→ **WRITTEN INSTRUCTION**: Gather every line holding the string "November".

→ **SUPPLIED RECORDS**:
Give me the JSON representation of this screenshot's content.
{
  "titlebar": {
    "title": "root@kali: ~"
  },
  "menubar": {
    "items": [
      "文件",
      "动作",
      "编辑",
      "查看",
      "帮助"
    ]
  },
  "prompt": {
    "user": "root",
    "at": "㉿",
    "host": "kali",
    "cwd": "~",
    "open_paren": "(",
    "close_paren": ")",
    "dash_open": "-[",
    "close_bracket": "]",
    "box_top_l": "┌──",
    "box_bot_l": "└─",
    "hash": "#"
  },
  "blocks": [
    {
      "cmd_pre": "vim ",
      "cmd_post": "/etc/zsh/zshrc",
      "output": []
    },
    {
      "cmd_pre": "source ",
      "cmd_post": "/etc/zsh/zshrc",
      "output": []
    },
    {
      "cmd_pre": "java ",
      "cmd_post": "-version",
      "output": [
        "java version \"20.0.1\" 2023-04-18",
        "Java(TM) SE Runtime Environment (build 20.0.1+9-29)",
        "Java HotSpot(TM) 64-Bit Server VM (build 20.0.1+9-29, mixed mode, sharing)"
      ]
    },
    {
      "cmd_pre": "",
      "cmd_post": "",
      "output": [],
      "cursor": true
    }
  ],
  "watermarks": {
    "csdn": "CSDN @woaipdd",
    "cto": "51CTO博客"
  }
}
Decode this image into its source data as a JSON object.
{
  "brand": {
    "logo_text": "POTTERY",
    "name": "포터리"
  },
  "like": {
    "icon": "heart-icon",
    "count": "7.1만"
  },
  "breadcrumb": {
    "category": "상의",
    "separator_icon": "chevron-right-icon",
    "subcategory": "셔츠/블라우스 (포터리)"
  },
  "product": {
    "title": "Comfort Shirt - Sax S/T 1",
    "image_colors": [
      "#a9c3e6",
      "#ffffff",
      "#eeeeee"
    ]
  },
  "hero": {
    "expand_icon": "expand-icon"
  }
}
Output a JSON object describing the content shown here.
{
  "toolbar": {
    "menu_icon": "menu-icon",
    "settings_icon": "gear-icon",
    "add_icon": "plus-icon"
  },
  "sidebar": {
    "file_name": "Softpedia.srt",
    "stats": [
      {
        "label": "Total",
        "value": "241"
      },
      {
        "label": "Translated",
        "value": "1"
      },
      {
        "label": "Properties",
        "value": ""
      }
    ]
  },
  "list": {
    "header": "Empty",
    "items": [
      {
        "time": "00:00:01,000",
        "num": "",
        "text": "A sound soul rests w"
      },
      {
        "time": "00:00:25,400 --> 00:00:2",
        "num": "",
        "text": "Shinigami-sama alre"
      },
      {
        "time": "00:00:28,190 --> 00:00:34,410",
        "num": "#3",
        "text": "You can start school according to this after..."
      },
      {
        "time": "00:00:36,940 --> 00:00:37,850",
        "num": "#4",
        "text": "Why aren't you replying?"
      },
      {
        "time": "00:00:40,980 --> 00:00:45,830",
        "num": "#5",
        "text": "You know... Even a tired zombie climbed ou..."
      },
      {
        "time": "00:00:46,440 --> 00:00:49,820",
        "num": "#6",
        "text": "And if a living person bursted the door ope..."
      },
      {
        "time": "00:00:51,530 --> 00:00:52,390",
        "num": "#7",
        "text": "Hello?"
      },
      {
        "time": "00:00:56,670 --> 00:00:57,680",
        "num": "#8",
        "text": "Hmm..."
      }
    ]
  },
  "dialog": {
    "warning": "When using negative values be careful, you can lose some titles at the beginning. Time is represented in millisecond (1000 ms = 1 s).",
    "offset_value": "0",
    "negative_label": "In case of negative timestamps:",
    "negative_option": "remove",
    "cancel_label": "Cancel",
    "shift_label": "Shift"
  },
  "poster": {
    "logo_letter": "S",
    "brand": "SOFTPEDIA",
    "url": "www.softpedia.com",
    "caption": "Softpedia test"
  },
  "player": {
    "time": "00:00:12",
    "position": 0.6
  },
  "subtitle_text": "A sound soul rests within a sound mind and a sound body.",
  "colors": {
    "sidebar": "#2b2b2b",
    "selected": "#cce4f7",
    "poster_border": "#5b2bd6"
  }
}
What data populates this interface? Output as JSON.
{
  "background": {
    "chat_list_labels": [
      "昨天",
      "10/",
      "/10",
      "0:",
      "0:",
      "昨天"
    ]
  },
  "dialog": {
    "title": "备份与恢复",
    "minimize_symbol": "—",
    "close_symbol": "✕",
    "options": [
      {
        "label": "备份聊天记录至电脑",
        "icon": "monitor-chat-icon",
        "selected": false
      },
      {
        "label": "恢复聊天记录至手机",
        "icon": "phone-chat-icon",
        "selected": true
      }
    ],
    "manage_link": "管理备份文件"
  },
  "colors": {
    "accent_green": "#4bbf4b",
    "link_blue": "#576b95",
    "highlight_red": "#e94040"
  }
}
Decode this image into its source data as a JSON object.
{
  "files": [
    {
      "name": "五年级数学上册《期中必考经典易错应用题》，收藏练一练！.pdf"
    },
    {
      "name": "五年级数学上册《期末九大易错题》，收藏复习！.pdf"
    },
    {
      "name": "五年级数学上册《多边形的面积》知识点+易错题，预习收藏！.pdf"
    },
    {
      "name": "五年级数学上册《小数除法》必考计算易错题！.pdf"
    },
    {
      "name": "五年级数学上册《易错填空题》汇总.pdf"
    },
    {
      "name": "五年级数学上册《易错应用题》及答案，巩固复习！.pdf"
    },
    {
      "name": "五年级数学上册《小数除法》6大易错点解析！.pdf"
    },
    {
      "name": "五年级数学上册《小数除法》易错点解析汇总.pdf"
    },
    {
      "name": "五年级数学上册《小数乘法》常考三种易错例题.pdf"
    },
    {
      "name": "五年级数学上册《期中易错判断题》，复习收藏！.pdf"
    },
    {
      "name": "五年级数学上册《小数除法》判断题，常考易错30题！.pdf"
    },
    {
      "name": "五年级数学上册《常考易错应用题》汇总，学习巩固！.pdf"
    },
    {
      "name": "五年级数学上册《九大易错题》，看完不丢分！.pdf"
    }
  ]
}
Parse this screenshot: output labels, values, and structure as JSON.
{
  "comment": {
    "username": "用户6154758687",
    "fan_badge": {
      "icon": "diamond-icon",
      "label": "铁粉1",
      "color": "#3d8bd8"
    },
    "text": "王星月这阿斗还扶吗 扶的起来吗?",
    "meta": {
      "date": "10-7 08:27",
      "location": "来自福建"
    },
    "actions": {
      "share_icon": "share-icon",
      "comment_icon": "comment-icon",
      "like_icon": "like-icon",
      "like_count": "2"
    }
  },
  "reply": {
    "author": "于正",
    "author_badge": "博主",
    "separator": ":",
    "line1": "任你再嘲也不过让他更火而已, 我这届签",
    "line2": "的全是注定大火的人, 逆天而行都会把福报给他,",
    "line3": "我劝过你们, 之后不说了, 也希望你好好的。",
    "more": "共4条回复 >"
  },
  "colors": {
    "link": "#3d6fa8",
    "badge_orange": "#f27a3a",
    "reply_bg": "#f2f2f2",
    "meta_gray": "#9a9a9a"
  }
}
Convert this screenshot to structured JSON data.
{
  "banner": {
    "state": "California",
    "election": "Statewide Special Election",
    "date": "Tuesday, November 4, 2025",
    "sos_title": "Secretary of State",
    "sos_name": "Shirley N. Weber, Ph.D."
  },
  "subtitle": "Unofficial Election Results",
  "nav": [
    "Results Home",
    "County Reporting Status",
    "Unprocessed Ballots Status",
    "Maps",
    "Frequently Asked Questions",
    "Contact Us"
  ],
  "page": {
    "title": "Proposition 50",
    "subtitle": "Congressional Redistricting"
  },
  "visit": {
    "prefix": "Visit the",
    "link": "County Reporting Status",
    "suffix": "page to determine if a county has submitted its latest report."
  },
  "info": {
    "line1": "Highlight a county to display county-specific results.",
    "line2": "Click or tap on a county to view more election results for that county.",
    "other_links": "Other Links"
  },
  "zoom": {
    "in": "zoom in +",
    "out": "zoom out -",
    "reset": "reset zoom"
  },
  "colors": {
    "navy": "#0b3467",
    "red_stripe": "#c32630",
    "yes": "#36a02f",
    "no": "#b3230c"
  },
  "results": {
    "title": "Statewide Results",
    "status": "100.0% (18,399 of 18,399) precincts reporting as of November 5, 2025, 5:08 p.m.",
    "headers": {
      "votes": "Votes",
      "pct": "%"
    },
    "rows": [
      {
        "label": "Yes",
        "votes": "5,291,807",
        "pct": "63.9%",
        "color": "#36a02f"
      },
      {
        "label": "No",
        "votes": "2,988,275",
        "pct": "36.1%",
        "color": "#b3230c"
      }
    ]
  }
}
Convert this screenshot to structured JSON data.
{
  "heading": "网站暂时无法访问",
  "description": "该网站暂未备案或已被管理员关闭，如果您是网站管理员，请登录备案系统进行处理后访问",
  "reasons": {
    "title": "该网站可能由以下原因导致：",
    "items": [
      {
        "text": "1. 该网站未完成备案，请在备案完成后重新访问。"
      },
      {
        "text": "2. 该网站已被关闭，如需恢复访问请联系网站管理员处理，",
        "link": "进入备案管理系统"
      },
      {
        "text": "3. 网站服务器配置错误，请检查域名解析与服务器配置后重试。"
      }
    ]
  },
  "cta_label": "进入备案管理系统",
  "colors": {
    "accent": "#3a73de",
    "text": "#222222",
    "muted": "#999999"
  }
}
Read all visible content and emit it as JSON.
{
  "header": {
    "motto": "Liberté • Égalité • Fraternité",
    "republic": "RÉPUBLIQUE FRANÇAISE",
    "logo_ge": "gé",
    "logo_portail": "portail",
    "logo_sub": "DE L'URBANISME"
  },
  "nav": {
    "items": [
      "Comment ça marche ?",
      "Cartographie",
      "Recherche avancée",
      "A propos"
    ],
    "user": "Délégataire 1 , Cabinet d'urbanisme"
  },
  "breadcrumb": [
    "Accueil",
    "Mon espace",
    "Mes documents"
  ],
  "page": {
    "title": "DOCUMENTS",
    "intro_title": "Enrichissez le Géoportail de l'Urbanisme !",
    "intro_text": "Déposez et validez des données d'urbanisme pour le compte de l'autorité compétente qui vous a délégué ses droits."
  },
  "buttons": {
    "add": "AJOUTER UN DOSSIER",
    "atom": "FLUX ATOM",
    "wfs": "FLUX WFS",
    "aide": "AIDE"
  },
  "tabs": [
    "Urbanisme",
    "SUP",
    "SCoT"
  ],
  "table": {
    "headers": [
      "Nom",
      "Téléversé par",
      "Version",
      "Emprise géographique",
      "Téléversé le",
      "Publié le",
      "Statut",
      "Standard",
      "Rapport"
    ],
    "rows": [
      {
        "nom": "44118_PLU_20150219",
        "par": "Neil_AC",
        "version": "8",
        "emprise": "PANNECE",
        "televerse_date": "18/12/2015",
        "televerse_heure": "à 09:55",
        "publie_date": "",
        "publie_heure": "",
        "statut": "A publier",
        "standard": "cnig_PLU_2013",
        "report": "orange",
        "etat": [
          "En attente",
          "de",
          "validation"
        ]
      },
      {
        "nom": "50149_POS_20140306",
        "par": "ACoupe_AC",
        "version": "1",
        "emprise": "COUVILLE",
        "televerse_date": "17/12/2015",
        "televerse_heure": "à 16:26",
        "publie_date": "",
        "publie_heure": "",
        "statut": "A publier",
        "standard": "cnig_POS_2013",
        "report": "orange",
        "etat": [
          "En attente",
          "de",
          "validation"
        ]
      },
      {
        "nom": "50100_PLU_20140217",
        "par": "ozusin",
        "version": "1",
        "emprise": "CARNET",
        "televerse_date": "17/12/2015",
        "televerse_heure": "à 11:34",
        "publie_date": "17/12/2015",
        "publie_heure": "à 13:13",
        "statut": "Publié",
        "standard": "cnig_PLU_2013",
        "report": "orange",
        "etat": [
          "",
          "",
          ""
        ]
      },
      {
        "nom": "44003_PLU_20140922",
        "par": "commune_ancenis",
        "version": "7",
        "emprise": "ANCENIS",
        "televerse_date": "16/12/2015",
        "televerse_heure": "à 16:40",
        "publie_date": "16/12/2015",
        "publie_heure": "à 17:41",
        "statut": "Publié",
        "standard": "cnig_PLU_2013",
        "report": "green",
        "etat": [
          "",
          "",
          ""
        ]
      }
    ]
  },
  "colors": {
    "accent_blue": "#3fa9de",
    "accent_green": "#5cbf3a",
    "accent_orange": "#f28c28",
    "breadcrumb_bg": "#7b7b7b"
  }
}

→ **PROBLEM SOLUTION**:
    "date": "Tuesday, November 4, 2025",
    "status": "100.0% (18,399 of 18,399) precincts reporting as of November 5, 2025, 5:08 p.m.",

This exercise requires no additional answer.